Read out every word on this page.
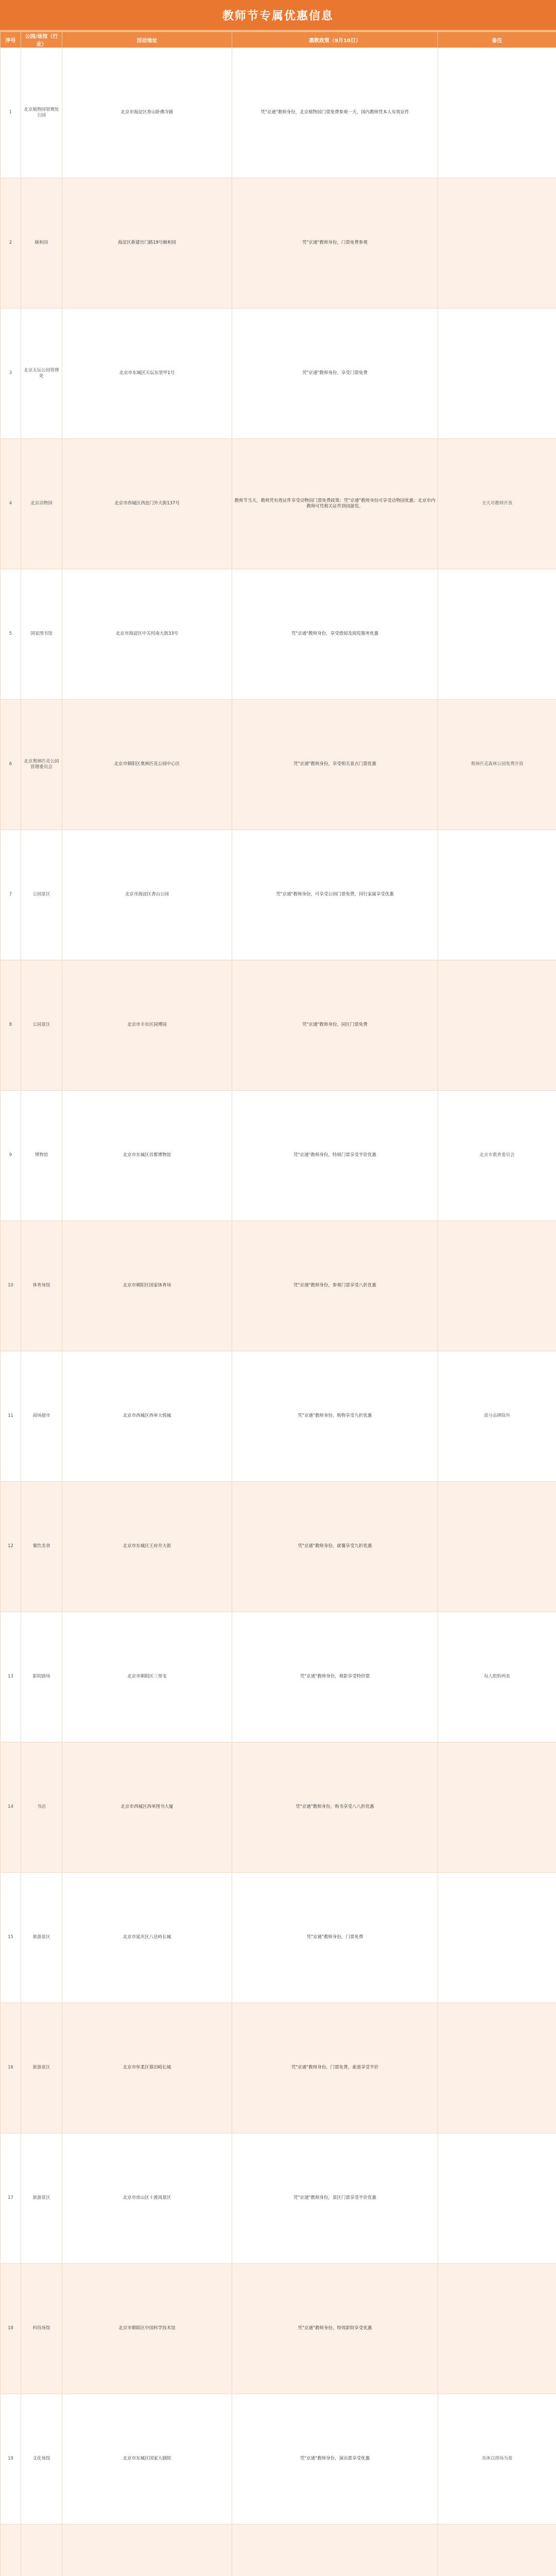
教师节专属优惠信息
序号	公园/场馆（行业）	活动地址	惠教政策（9月10日）	备注
1	北京植物园管理处公园	北京市海淀区香山卧佛寺路	凭"京通"教师身份，北京植物园门票免费参观一天，国内教师凭本人有效证件	
2	颐和园	海淀区新建宫门路19号颐和园	凭"京通"教师身份，门票免费参观	
3	北京天坛公园管理处	北京市东城区天坛东里甲1号	凭"京通"教师身份，享受门票免费	
4	北京动物园	北京市西城区西直门外大街137号	教师节当天，教师凭有效证件享受动物园门票免费政策；凭"京通"教师身份可享受动物园优惠；北京市内教师可凭相关证件到园游览。	全天对教师开放
5	国家图书馆	北京市海淀区中关村南大街33号	凭"京通"教师身份，享受借阅及阅览服务优惠	
6	北京奥林匹克公园管理委员会	北京市朝阳区奥林匹克公园中心区	凭"京通"教师身份，享受相关景点门票优惠	奥林匹克森林公园免费开放
7	公园景区	北京市海淀区香山公园	凭"京通"教师身份，可享受公园门票免费，同行家属享受优惠	
8	公园景区	北京市丰台区园博园	凭"京通"教师身份，园区门票免费	
9	博物馆	北京市东城区首都博物馆	凭"京通"教师身份，特展门票享受半价优惠	北京市教育委员会
10	体育场馆	北京市朝阳区国家体育场	凭"京通"教师身份，参观门票享受八折优惠	
11	商场超市	北京市西城区西单大悦城	凭"京通"教师身份，购物享受九折优惠	部分品牌除外
12	餐饮美食	北京市东城区王府井大街	凭"京通"教师身份，就餐享受九折优惠	
13	影院剧场	北京市朝阳区三里屯	凭"京通"教师身份，观影享受特价票	每人限购两张
14	书店	北京市西城区西单图书大厦	凭"京通"教师身份，购书享受八八折优惠	
15	旅游景区	北京市延庆区八达岭长城	凭"京通"教师身份，门票免费	
16	旅游景区	北京市怀柔区慕田峪长城	凭"京通"教师身份，门票免费，索道享受半价	
17	旅游景区	北京市房山区十渡风景区	凭"京通"教师身份，景区门票享受半价优惠	
18	科技场馆	北京市朝阳区中国科学技术馆	凭"京通"教师身份，特效影院享受优惠	
19	文化场馆	北京市东城区国家大剧院	凭"京通"教师身份，演出票享受优惠	具体以现场为准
.....
* TASK REQUIREMENTS:
Apart from the pictures, the entries above are to be repeated in full and exactly.

* THE COMPLETED TASK:
Read out every word on this page.
教师节专属优惠信息
序号	公园/场馆（行业）	活动地址	惠教政策（9月10日）	备注
1	北京植物园管理处公园	北京市海淀区香山卧佛寺路	凭"京通"教师身份，北京植物园门票免费参观一天，国内教师凭本人有效证件	
2	颐和园	海淀区新建宫门路19号颐和园	凭"京通"教师身份，门票免费参观	
3	北京天坛公园管理处	北京市东城区天坛东里甲1号	凭"京通"教师身份，享受门票免费	
4	北京动物园	北京市西城区西直门外大街137号	教师节当天，教师凭有效证件享受动物园门票免费政策；凭"京通"教师身份可享受动物园优惠；北京市内教师可凭相关证件到园游览。	全天对教师开放
5	国家图书馆	北京市海淀区中关村南大街33号	凭"京通"教师身份，享受借阅及阅览服务优惠	
6	北京奥林匹克公园管理委员会	北京市朝阳区奥林匹克公园中心区	凭"京通"教师身份，享受相关景点门票优惠	奥林匹克森林公园免费开放
7	公园景区	北京市海淀区香山公园	凭"京通"教师身份，可享受公园门票免费，同行家属享受优惠	
8	公园景区	北京市丰台区园博园	凭"京通"教师身份，园区门票免费	
9	博物馆	北京市东城区首都博物馆	凭"京通"教师身份，特展门票享受半价优惠	北京市教育委员会
10	体育场馆	北京市朝阳区国家体育场	凭"京通"教师身份，参观门票享受八折优惠	
11	商场超市	北京市西城区西单大悦城	凭"京通"教师身份，购物享受九折优惠	部分品牌除外
12	餐饮美食	北京市东城区王府井大街	凭"京通"教师身份，就餐享受九折优惠	
13	影院剧场	北京市朝阳区三里屯	凭"京通"教师身份，观影享受特价票	每人限购两张
14	书店	北京市西城区西单图书大厦	凭"京通"教师身份，购书享受八八折优惠	
15	旅游景区	北京市延庆区八达岭长城	凭"京通"教师身份，门票免费	
16	旅游景区	北京市怀柔区慕田峪长城	凭"京通"教师身份，门票免费，索道享受半价	
17	旅游景区	北京市房山区十渡风景区	凭"京通"教师身份，景区门票享受半价优惠	
18	科技场馆	北京市朝阳区中国科学技术馆	凭"京通"教师身份，特效影院享受优惠	
19	文化场馆	北京市东城区国家大剧院	凭"京通"教师身份，演出票享受优惠	具体以现场为准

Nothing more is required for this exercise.